» Exercise objective
Keep only the lines of the data below that contain "教师总结", and copy them.

[Begin Records for processing]

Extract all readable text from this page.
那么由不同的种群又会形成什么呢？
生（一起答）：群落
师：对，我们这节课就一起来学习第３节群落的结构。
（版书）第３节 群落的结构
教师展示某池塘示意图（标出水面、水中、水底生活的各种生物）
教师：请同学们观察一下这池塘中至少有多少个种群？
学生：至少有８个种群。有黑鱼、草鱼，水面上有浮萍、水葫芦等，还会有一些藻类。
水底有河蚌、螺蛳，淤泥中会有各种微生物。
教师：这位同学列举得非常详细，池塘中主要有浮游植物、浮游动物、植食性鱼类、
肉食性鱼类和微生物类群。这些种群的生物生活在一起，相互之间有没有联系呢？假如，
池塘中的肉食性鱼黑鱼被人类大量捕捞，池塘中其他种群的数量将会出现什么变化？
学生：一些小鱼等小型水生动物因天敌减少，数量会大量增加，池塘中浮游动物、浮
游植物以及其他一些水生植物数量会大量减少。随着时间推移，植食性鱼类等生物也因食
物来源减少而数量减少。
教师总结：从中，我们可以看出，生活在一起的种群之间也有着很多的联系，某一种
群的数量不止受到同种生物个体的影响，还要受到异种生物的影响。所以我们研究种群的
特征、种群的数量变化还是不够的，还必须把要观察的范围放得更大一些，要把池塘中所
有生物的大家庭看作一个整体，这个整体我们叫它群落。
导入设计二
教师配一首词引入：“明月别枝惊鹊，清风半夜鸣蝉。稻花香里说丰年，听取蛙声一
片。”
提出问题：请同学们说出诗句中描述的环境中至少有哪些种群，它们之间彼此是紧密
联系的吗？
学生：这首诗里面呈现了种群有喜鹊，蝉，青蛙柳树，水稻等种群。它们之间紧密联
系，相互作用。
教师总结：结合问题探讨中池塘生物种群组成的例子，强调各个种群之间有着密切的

[End Records for processing]
[Begin Records for processing]

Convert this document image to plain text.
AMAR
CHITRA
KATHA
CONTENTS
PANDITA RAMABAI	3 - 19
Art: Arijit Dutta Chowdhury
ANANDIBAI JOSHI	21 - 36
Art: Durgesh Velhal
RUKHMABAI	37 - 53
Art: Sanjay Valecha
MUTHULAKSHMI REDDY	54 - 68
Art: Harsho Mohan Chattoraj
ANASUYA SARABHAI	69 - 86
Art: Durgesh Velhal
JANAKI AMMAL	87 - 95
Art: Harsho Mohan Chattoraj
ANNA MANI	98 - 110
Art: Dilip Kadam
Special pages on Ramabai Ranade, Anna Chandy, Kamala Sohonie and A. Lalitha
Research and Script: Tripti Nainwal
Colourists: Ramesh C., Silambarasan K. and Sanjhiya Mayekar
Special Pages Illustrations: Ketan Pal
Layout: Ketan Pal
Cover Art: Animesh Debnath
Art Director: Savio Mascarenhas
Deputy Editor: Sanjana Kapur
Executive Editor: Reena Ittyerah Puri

[End Records for processing]

» Result
教师总结：从中，我们可以看出，生活在一起的种群之间也有着很多的联系，某一种
教师总结：结合问题探讨中池塘生物种群组成的例子，强调各个种群之间有着密切的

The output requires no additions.